| What is asked |
Scan the entries below. List each line with "Calif".

++++ Data shown

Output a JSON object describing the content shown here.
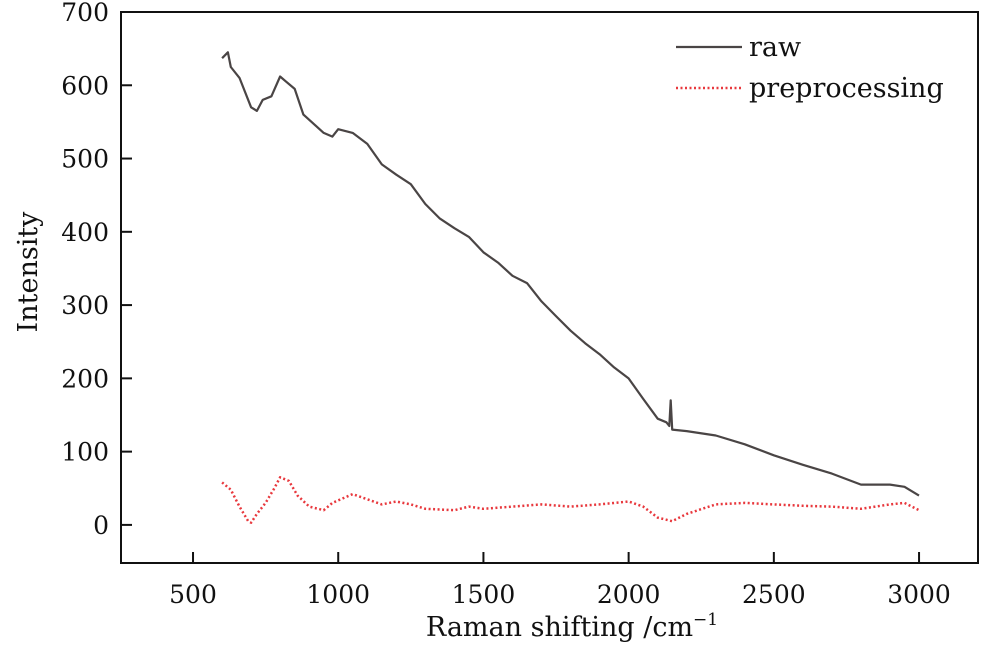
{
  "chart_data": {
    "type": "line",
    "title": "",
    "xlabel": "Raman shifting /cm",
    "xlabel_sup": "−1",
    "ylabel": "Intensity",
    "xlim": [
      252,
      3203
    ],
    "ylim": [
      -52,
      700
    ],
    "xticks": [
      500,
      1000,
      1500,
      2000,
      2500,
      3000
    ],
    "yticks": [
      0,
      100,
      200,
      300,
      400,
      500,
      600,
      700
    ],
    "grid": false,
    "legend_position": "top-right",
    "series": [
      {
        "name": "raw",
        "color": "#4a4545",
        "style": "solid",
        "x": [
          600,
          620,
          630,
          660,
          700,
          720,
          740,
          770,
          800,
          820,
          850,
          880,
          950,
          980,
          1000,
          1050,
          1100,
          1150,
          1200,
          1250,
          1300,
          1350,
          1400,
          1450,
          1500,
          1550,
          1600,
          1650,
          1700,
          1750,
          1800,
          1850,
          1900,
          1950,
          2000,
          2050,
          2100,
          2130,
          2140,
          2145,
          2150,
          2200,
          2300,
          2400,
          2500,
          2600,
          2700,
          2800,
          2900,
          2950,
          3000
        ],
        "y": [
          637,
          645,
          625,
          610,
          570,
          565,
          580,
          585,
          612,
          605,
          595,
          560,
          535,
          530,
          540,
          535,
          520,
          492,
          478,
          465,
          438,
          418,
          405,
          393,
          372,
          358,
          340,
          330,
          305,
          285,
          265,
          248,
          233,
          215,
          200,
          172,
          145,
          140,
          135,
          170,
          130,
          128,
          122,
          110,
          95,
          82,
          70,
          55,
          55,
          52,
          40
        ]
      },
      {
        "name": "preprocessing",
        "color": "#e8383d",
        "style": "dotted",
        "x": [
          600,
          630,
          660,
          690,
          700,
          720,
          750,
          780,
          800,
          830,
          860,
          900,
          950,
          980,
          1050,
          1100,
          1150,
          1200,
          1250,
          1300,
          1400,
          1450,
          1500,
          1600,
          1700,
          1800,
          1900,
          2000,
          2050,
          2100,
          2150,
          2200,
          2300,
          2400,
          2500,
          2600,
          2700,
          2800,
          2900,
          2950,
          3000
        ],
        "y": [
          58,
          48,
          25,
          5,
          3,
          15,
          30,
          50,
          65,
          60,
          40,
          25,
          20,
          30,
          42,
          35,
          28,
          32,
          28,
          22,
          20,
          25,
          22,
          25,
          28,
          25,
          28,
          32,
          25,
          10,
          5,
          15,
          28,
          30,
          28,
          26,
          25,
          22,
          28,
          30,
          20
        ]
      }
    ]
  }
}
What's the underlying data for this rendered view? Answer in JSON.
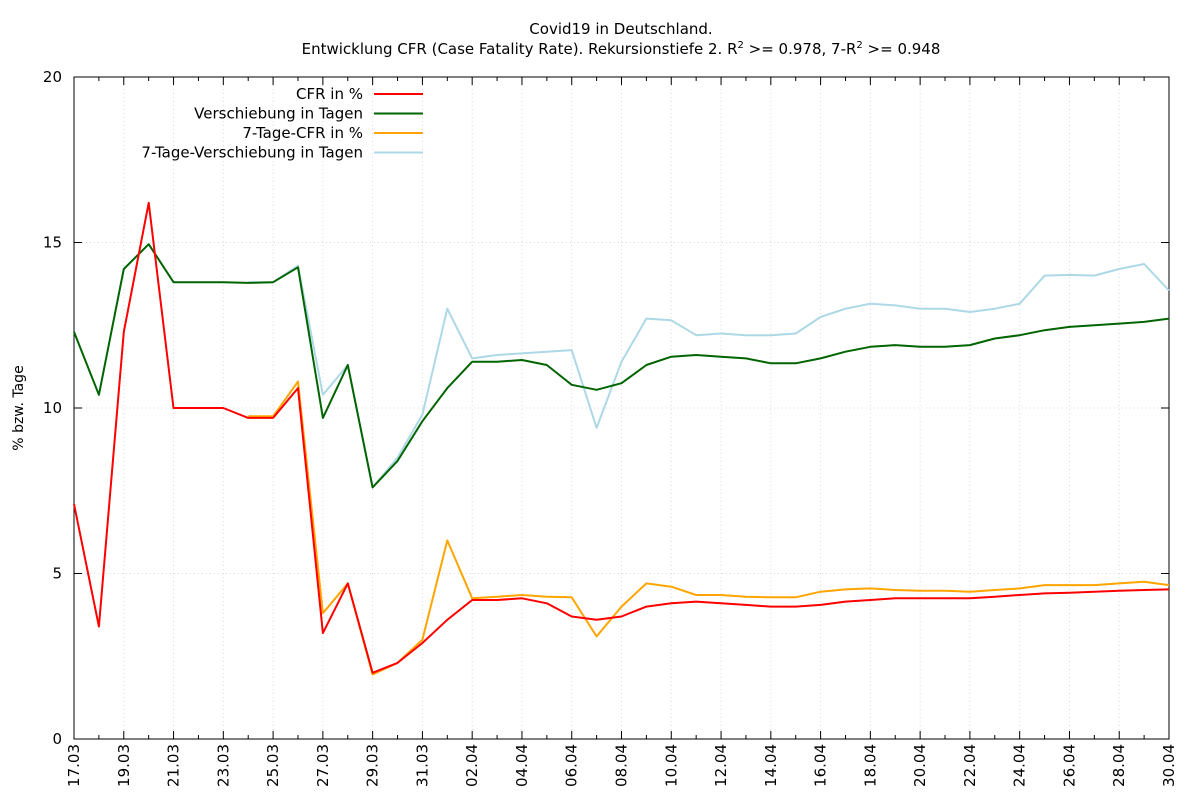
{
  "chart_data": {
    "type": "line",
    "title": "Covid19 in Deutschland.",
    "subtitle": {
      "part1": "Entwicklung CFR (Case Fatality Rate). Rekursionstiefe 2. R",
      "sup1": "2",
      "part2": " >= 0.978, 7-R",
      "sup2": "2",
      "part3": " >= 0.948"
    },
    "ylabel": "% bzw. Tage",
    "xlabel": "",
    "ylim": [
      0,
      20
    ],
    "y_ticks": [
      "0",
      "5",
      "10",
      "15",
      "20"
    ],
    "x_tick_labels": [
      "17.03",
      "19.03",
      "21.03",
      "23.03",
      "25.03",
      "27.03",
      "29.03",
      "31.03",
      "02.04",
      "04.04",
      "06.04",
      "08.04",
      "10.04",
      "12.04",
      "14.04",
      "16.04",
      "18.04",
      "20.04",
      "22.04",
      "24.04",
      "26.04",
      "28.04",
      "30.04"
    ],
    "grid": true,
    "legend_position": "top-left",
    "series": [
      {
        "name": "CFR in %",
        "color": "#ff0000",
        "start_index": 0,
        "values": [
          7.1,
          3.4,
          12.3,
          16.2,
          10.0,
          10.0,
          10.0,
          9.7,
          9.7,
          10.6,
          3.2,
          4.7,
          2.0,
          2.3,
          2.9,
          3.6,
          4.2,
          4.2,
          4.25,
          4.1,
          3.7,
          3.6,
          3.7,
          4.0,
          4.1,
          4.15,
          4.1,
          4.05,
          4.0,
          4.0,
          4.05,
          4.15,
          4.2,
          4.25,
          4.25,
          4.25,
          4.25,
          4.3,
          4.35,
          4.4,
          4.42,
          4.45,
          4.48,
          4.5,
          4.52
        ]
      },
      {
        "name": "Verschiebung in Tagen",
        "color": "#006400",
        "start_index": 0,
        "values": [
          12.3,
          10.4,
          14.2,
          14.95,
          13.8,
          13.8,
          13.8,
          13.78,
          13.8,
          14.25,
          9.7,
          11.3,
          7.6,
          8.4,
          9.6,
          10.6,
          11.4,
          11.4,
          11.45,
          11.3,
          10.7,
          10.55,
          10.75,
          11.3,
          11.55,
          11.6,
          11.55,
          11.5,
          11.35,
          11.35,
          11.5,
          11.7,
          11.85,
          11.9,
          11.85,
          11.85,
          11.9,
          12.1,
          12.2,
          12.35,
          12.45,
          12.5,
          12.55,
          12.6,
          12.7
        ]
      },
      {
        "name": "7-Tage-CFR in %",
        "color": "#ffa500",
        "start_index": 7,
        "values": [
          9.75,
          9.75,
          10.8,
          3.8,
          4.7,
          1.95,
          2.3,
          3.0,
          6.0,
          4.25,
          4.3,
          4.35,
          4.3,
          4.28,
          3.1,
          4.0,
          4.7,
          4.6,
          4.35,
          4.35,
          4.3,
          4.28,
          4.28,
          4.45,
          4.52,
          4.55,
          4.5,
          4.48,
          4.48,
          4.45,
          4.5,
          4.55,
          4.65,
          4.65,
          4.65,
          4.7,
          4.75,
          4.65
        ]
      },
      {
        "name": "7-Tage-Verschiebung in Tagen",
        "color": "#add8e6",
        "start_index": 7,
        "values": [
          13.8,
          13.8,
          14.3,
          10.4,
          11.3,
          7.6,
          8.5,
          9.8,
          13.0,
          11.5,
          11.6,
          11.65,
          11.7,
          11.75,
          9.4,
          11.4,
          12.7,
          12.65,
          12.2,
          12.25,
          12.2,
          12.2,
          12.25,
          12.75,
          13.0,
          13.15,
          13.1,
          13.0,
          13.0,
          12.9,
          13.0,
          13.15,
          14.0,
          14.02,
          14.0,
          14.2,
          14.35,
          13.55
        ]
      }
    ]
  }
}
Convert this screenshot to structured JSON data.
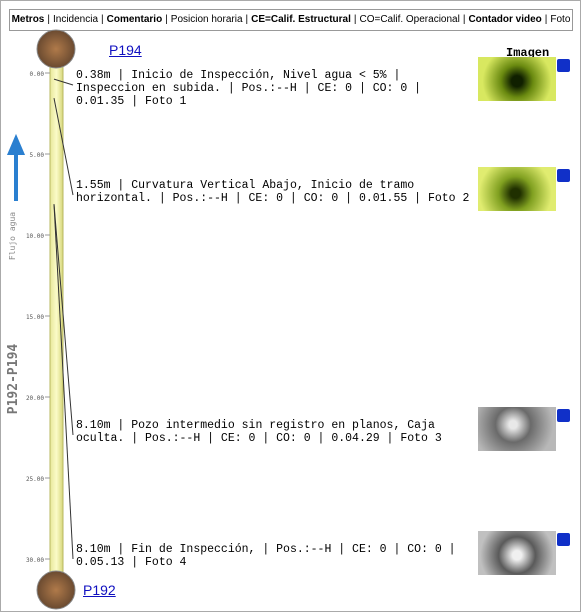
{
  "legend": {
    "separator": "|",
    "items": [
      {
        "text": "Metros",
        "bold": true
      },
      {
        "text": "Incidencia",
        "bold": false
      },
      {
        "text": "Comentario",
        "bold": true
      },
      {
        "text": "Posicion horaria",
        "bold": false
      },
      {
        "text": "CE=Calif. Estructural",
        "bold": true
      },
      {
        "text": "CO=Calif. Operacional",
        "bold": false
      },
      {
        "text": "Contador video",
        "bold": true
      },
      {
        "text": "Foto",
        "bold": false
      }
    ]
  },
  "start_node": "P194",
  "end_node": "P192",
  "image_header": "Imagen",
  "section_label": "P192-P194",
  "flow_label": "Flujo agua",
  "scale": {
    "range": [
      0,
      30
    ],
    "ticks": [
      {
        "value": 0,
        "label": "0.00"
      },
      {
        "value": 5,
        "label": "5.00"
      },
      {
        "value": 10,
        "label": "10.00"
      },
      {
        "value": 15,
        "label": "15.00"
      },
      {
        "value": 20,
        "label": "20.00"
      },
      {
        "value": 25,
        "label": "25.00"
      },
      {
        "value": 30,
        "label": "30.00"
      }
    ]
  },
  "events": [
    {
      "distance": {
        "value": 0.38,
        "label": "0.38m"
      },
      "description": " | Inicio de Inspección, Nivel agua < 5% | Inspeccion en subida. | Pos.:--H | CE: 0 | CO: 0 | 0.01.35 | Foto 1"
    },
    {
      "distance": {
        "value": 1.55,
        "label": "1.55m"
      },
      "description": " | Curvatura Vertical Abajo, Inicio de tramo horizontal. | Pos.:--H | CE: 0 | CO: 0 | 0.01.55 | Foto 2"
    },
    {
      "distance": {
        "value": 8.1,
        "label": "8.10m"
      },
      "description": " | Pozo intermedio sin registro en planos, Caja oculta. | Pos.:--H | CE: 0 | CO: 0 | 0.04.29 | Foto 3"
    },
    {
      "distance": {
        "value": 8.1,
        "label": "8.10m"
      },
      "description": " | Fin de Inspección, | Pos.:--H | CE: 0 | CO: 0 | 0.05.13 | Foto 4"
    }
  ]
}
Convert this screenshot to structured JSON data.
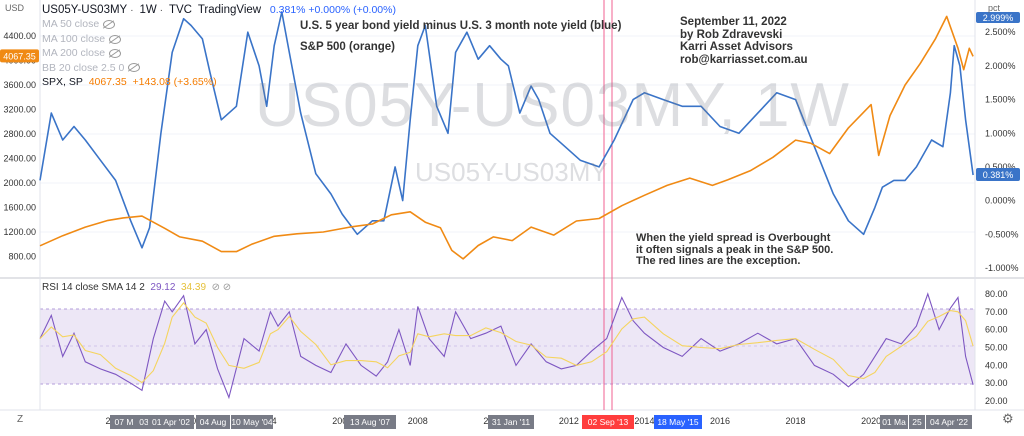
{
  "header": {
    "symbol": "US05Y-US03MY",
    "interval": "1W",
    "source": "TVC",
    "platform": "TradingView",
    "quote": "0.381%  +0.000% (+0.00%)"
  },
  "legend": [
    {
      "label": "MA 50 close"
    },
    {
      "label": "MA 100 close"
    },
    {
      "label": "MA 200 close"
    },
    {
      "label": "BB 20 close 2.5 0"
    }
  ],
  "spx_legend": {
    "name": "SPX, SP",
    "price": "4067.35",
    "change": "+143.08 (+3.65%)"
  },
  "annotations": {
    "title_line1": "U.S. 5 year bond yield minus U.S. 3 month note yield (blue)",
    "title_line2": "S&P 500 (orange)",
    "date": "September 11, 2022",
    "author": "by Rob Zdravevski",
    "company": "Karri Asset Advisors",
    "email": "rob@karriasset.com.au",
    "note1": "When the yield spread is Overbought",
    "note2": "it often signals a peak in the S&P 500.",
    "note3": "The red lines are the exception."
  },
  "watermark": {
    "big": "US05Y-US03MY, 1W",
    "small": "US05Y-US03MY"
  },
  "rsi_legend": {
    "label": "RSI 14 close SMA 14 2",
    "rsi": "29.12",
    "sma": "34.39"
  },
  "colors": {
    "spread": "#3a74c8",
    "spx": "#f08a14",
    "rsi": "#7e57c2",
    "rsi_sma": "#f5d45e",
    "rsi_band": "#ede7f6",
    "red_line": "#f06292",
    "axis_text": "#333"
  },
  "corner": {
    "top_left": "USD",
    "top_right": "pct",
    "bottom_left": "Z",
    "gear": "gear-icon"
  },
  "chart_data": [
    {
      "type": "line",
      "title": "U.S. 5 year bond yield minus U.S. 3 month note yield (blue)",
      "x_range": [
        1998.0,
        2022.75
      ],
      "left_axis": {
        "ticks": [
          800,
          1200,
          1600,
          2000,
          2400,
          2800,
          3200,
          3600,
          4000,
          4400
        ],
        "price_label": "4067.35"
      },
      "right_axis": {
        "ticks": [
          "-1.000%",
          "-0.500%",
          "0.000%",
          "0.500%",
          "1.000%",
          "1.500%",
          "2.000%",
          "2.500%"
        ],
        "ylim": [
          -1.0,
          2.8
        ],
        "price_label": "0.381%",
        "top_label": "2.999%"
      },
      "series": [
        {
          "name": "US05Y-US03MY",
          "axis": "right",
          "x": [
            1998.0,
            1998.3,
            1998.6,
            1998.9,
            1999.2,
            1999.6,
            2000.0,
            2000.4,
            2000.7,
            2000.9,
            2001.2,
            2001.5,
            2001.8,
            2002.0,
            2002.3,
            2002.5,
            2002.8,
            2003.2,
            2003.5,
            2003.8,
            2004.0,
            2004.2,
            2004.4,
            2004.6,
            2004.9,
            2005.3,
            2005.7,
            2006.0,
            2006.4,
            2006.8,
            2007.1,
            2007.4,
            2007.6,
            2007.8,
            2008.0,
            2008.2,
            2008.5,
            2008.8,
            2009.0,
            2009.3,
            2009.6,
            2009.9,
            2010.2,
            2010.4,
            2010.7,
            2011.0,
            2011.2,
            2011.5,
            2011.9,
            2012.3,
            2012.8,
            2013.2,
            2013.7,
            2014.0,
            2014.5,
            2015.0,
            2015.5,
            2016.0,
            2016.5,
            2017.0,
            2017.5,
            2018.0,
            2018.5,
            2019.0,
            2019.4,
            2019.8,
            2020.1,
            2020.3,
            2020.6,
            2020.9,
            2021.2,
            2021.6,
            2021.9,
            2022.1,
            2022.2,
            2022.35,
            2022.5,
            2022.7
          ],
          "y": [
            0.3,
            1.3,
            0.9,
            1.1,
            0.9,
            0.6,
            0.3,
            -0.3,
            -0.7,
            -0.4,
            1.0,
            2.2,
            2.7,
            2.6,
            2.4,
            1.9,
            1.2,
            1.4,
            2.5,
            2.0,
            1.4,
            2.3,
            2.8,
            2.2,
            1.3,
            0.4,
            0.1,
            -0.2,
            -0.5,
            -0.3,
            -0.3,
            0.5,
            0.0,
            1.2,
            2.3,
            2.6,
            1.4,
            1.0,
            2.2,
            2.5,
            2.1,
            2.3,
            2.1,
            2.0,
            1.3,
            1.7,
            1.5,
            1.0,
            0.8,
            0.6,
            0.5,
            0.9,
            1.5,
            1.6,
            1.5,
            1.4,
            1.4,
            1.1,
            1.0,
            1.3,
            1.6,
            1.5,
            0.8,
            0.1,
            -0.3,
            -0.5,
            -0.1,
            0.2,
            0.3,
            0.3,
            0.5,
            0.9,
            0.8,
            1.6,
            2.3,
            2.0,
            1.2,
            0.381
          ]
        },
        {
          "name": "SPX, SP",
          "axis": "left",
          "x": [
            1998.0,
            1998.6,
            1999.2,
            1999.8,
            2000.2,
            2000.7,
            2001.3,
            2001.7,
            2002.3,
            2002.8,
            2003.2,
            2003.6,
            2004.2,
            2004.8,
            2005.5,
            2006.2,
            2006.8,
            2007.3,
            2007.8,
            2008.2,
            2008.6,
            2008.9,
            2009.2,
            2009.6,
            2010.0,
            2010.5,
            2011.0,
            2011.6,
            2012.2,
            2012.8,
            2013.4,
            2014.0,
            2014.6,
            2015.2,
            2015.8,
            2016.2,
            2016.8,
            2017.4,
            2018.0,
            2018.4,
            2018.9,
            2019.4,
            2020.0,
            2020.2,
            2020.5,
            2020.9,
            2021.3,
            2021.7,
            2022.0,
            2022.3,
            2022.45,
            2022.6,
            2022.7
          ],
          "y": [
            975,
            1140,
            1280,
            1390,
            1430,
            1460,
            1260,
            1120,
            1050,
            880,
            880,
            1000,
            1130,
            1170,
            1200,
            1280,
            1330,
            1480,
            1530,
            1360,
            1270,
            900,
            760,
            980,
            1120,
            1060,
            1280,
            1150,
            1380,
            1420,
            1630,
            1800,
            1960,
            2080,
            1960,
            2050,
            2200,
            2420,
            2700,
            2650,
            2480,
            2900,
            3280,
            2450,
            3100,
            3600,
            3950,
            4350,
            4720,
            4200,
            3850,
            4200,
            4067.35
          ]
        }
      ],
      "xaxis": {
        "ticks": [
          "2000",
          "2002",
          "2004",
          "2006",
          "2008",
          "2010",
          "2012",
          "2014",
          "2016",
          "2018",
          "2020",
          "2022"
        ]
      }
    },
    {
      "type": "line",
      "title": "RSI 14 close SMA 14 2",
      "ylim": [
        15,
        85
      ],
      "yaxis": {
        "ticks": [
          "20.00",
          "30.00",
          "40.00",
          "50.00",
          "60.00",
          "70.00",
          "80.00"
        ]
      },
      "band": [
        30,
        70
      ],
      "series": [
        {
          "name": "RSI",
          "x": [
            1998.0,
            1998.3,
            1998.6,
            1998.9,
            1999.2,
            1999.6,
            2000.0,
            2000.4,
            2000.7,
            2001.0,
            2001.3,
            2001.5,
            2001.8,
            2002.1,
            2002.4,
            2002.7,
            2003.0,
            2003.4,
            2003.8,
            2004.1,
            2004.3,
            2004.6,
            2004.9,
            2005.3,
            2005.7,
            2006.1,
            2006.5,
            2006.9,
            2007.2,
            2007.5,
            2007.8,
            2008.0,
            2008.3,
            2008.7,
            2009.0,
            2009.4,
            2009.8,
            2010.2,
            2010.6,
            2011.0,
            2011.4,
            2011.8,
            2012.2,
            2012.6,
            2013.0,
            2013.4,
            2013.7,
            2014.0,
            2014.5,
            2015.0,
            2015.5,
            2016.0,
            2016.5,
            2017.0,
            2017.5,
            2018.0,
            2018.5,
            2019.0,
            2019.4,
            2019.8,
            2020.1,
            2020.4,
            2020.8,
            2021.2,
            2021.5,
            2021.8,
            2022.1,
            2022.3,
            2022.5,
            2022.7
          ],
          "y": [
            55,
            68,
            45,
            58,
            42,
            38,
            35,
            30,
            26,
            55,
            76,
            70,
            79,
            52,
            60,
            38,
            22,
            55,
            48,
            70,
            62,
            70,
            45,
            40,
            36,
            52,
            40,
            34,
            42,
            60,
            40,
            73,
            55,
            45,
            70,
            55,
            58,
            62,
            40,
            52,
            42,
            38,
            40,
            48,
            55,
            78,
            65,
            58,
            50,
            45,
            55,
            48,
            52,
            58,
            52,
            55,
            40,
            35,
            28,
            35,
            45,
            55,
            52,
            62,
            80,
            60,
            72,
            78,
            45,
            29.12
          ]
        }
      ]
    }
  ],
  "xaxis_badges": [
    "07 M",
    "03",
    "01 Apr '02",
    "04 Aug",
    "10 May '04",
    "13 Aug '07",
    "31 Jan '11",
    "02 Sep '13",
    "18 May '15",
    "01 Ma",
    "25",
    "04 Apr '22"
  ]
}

++++++++

| Solution to this task |
        "text": "CE=Calif. Estructural",
        "text": "CO=Calif. Operacional",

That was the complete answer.